_What is needed_
Identify each line below containing the string "在租赁期间" and copy it.
○ ○ ○ ○ ○ ○ ○
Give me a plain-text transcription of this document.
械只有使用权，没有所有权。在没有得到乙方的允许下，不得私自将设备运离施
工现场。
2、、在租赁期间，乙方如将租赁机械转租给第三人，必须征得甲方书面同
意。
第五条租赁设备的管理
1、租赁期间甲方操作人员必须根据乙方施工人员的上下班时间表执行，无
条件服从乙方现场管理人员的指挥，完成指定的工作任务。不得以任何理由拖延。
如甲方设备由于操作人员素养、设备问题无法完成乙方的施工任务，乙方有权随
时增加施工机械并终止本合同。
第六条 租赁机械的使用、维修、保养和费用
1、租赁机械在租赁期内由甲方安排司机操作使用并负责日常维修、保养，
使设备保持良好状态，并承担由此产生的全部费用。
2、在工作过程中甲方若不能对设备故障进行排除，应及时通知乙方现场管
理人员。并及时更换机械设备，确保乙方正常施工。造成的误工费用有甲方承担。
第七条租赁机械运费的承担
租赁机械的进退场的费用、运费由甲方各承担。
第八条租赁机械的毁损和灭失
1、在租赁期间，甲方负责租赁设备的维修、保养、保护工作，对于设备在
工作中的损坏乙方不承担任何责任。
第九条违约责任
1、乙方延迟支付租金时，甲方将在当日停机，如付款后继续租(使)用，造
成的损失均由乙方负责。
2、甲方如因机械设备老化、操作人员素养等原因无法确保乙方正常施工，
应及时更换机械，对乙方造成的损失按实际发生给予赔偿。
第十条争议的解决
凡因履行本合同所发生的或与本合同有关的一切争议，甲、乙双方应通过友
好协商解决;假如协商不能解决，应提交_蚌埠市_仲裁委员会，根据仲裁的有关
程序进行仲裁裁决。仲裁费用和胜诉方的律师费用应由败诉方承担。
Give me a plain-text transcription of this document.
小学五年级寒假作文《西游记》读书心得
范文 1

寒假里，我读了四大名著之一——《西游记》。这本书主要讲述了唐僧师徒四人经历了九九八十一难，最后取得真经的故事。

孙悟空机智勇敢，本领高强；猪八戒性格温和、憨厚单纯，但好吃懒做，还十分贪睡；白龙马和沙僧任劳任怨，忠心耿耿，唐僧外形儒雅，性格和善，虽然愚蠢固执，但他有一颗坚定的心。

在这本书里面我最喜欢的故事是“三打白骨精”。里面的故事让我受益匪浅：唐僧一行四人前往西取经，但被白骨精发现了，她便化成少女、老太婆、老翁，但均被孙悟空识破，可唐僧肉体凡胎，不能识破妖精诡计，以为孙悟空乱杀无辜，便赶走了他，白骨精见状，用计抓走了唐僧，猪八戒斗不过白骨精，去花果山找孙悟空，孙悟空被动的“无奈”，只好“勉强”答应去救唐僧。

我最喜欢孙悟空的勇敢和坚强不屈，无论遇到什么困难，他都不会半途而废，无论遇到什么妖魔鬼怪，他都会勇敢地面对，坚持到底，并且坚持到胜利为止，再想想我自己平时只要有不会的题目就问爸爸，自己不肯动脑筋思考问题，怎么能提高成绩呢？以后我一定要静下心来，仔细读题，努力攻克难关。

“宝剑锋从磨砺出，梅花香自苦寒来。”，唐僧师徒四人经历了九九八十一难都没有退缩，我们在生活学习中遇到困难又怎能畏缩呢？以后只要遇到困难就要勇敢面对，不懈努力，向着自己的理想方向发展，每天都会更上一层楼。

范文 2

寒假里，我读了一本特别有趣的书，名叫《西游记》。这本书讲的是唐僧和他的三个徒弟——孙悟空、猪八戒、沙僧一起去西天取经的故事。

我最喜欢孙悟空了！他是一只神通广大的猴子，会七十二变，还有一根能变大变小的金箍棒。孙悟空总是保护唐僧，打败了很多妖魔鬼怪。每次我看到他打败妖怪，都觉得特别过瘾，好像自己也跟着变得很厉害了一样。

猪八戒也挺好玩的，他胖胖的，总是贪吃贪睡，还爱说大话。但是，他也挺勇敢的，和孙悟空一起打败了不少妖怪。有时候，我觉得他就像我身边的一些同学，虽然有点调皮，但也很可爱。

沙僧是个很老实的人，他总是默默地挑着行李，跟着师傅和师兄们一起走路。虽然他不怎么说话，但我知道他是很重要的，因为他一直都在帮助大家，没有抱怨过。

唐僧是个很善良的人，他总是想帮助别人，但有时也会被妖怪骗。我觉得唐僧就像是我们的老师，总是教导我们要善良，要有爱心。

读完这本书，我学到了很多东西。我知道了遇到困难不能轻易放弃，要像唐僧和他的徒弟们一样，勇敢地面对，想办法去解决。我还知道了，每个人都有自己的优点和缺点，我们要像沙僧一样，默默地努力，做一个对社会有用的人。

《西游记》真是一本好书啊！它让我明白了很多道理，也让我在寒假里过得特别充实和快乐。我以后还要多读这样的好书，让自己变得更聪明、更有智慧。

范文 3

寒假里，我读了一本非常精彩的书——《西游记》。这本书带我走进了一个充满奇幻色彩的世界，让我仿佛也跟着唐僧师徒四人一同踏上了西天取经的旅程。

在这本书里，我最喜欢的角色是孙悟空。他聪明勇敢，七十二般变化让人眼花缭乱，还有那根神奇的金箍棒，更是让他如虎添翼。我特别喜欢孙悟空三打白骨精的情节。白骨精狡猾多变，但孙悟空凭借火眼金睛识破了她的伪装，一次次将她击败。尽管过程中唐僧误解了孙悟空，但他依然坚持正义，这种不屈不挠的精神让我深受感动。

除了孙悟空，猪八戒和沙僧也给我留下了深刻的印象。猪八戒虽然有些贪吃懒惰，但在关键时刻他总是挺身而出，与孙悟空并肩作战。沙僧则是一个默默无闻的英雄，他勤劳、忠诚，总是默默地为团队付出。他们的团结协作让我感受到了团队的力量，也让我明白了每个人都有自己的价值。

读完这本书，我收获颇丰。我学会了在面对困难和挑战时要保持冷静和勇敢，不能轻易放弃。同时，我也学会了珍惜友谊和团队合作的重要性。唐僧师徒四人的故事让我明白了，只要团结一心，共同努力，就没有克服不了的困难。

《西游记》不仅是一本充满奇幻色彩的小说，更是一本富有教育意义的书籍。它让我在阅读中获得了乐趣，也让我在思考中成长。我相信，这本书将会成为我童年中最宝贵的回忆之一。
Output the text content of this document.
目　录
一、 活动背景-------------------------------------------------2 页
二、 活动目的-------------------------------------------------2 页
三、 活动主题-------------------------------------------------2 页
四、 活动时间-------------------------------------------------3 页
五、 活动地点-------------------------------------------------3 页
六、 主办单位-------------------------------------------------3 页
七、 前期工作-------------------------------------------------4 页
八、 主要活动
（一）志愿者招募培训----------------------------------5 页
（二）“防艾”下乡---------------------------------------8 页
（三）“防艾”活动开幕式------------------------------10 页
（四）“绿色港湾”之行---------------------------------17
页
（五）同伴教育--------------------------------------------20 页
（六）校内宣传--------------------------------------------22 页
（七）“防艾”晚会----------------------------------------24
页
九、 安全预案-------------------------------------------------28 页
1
○ ○ ○ ○ ○ ○ ○
_Written response_
2、、在租赁期间，乙方如将租赁机械转租给第三人，必须征得甲方书面同
1、在租赁期间，甲方负责租赁设备的维修、保养、保护工作，对于设备在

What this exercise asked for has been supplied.